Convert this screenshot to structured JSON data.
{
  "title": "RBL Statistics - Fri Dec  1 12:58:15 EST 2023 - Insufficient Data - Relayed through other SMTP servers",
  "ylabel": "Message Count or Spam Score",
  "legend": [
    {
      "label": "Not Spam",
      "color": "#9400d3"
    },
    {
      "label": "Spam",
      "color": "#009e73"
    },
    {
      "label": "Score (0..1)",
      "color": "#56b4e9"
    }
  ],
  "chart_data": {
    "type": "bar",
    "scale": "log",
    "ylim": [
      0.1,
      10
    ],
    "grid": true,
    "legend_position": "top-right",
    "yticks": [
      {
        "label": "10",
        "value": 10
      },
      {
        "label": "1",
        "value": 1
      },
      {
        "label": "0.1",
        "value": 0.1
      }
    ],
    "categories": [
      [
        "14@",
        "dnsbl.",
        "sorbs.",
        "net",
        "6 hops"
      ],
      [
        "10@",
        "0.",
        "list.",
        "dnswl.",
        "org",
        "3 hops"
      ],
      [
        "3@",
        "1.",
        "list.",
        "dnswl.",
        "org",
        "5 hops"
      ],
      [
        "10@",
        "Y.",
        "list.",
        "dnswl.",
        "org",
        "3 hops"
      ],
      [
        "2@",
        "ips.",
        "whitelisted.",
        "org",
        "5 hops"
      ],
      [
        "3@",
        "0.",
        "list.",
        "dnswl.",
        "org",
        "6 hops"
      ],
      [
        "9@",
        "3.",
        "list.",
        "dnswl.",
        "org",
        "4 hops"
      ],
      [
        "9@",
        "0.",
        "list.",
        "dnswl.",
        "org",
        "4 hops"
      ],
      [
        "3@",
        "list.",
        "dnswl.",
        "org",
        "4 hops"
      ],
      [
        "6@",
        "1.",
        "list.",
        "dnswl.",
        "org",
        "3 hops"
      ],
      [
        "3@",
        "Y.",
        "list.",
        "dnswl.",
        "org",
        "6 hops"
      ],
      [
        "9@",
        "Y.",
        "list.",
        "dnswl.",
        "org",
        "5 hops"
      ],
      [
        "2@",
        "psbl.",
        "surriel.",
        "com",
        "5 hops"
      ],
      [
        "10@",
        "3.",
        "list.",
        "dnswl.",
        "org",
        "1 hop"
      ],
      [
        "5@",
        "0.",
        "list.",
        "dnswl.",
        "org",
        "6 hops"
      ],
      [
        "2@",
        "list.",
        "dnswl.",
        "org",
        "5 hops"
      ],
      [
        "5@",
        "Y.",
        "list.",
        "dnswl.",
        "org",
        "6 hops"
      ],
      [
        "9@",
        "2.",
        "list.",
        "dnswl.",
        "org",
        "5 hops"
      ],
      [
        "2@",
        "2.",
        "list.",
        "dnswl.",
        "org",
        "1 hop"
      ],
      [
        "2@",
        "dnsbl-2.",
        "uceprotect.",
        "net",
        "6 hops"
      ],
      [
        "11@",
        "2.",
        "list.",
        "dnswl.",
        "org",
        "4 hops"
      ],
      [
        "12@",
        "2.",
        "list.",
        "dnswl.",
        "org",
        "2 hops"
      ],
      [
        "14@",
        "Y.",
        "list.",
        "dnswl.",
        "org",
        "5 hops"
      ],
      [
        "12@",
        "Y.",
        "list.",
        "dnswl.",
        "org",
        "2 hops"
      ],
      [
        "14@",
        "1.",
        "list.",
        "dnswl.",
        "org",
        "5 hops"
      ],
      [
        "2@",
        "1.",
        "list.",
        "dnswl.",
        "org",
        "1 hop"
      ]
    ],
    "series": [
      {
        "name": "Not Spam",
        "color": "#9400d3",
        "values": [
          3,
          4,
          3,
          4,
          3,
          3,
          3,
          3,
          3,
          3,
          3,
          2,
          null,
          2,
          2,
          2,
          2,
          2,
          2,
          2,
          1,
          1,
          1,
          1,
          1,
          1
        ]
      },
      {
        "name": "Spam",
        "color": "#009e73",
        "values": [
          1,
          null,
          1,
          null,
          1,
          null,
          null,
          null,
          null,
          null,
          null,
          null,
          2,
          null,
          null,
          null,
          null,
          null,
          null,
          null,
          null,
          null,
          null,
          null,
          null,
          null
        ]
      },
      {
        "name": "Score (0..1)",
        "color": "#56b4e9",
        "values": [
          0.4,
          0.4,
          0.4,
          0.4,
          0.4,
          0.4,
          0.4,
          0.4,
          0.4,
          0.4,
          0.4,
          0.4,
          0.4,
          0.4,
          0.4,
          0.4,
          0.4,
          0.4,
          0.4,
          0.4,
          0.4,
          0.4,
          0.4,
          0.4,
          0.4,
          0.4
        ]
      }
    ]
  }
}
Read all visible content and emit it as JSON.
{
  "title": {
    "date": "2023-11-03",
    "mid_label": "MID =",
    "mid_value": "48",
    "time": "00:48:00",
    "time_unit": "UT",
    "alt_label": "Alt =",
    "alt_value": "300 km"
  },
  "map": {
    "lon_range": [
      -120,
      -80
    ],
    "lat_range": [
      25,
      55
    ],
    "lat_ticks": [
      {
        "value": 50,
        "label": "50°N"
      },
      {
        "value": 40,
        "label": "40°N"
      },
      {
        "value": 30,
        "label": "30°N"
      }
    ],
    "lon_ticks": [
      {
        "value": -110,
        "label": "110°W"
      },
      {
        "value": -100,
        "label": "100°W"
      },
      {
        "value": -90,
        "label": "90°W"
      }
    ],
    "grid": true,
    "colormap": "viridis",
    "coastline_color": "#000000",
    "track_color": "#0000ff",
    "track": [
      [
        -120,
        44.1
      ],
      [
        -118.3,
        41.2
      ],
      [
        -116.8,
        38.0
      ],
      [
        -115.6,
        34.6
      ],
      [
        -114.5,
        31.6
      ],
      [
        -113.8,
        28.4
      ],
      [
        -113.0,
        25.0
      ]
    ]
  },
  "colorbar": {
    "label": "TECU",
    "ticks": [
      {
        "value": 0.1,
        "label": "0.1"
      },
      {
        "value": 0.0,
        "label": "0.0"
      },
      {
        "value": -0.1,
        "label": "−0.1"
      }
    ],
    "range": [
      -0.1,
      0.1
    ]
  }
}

════════════════════

- TASK DETAILS
Output all of the data again. Match it exactly.

- RESPONSE
Convert this screenshot to structured JSON data.
{
  "title": "RBL Statistics - Fri Dec  1 12:58:15 EST 2023 - Insufficient Data - Relayed through other SMTP servers",
  "ylabel": "Message Count or Spam Score",
  "legend": [
    {
      "label": "Not Spam",
      "color": "#9400d3"
    },
    {
      "label": "Spam",
      "color": "#009e73"
    },
    {
      "label": "Score (0..1)",
      "color": "#56b4e9"
    }
  ],
  "chart_data": {
    "type": "bar",
    "scale": "log",
    "ylim": [
      0.1,
      10
    ],
    "grid": true,
    "legend_position": "top-right",
    "yticks": [
      {
        "label": "10",
        "value": 10
      },
      {
        "label": "1",
        "value": 1
      },
      {
        "label": "0.1",
        "value": 0.1
      }
    ],
    "categories": [
      [
        "14@",
        "dnsbl.",
        "sorbs.",
        "net",
        "6 hops"
      ],
      [
        "10@",
        "0.",
        "list.",
        "dnswl.",
        "org",
        "3 hops"
      ],
      [
        "3@",
        "1.",
        "list.",
        "dnswl.",
        "org",
        "5 hops"
      ],
      [
        "10@",
        "Y.",
        "list.",
        "dnswl.",
        "org",
        "3 hops"
      ],
      [
        "2@",
        "ips.",
        "whitelisted.",
        "org",
        "5 hops"
      ],
      [
        "3@",
        "0.",
        "list.",
        "dnswl.",
        "org",
        "6 hops"
      ],
      [
        "9@",
        "3.",
        "list.",
        "dnswl.",
        "org",
        "4 hops"
      ],
      [
        "9@",
        "0.",
        "list.",
        "dnswl.",
        "org",
        "4 hops"
      ],
      [
        "3@",
        "list.",
        "dnswl.",
        "org",
        "4 hops"
      ],
      [
        "6@",
        "1.",
        "list.",
        "dnswl.",
        "org",
        "3 hops"
      ],
      [
        "3@",
        "Y.",
        "list.",
        "dnswl.",
        "org",
        "6 hops"
      ],
      [
        "9@",
        "Y.",
        "list.",
        "dnswl.",
        "org",
        "5 hops"
      ],
      [
        "2@",
        "psbl.",
        "surriel.",
        "com",
        "5 hops"
      ],
      [
        "10@",
        "3.",
        "list.",
        "dnswl.",
        "org",
        "1 hop"
      ],
      [
        "5@",
        "0.",
        "list.",
        "dnswl.",
        "org",
        "6 hops"
      ],
      [
        "2@",
        "list.",
        "dnswl.",
        "org",
        "5 hops"
      ],
      [
        "5@",
        "Y.",
        "list.",
        "dnswl.",
        "org",
        "6 hops"
      ],
      [
        "9@",
        "2.",
        "list.",
        "dnswl.",
        "org",
        "5 hops"
      ],
      [
        "2@",
        "2.",
        "list.",
        "dnswl.",
        "org",
        "1 hop"
      ],
      [
        "2@",
        "dnsbl-2.",
        "uceprotect.",
        "net",
        "6 hops"
      ],
      [
        "11@",
        "2.",
        "list.",
        "dnswl.",
        "org",
        "4 hops"
      ],
      [
        "12@",
        "2.",
        "list.",
        "dnswl.",
        "org",
        "2 hops"
      ],
      [
        "14@",
        "Y.",
        "list.",
        "dnswl.",
        "org",
        "5 hops"
      ],
      [
        "12@",
        "Y.",
        "list.",
        "dnswl.",
        "org",
        "2 hops"
      ],
      [
        "14@",
        "1.",
        "list.",
        "dnswl.",
        "org",
        "5 hops"
      ],
      [
        "2@",
        "1.",
        "list.",
        "dnswl.",
        "org",
        "1 hop"
      ]
    ],
    "series": [
      {
        "name": "Not Spam",
        "color": "#9400d3",
        "values": [
          3,
          4,
          3,
          4,
          3,
          3,
          3,
          3,
          3,
          3,
          3,
          2,
          null,
          2,
          2,
          2,
          2,
          2,
          2,
          2,
          1,
          1,
          1,
          1,
          1,
          1
        ]
      },
      {
        "name": "Spam",
        "color": "#009e73",
        "values": [
          1,
          null,
          1,
          null,
          1,
          null,
          null,
          null,
          null,
          null,
          null,
          null,
          2,
          null,
          null,
          null,
          null,
          null,
          null,
          null,
          null,
          null,
          null,
          null,
          null,
          null
        ]
      },
      {
        "name": "Score (0..1)",
        "color": "#56b4e9",
        "values": [
          0.4,
          0.4,
          0.4,
          0.4,
          0.4,
          0.4,
          0.4,
          0.4,
          0.4,
          0.4,
          0.4,
          0.4,
          0.4,
          0.4,
          0.4,
          0.4,
          0.4,
          0.4,
          0.4,
          0.4,
          0.4,
          0.4,
          0.4,
          0.4,
          0.4,
          0.4
        ]
      }
    ]
  }
}
Read all visible content and emit it as JSON.
{
  "title": {
    "date": "2023-11-03",
    "mid_label": "MID =",
    "mid_value": "48",
    "time": "00:48:00",
    "time_unit": "UT",
    "alt_label": "Alt =",
    "alt_value": "300 km"
  },
  "map": {
    "lon_range": [
      -120,
      -80
    ],
    "lat_range": [
      25,
      55
    ],
    "lat_ticks": [
      {
        "value": 50,
        "label": "50°N"
      },
      {
        "value": 40,
        "label": "40°N"
      },
      {
        "value": 30,
        "label": "30°N"
      }
    ],
    "lon_ticks": [
      {
        "value": -110,
        "label": "110°W"
      },
      {
        "value": -100,
        "label": "100°W"
      },
      {
        "value": -90,
        "label": "90°W"
      }
    ],
    "grid": true,
    "colormap": "viridis",
    "coastline_color": "#000000",
    "track_color": "#0000ff",
    "track": [
      [
        -120,
        44.1
      ],
      [
        -118.3,
        41.2
      ],
      [
        -116.8,
        38.0
      ],
      [
        -115.6,
        34.6
      ],
      [
        -114.5,
        31.6
      ],
      [
        -113.8,
        28.4
      ],
      [
        -113.0,
        25.0
      ]
    ]
  },
  "colorbar": {
    "label": "TECU",
    "ticks": [
      {
        "value": 0.1,
        "label": "0.1"
      },
      {
        "value": 0.0,
        "label": "0.0"
      },
      {
        "value": -0.1,
        "label": "−0.1"
      }
    ],
    "range": [
      -0.1,
      0.1
    ]
  }
}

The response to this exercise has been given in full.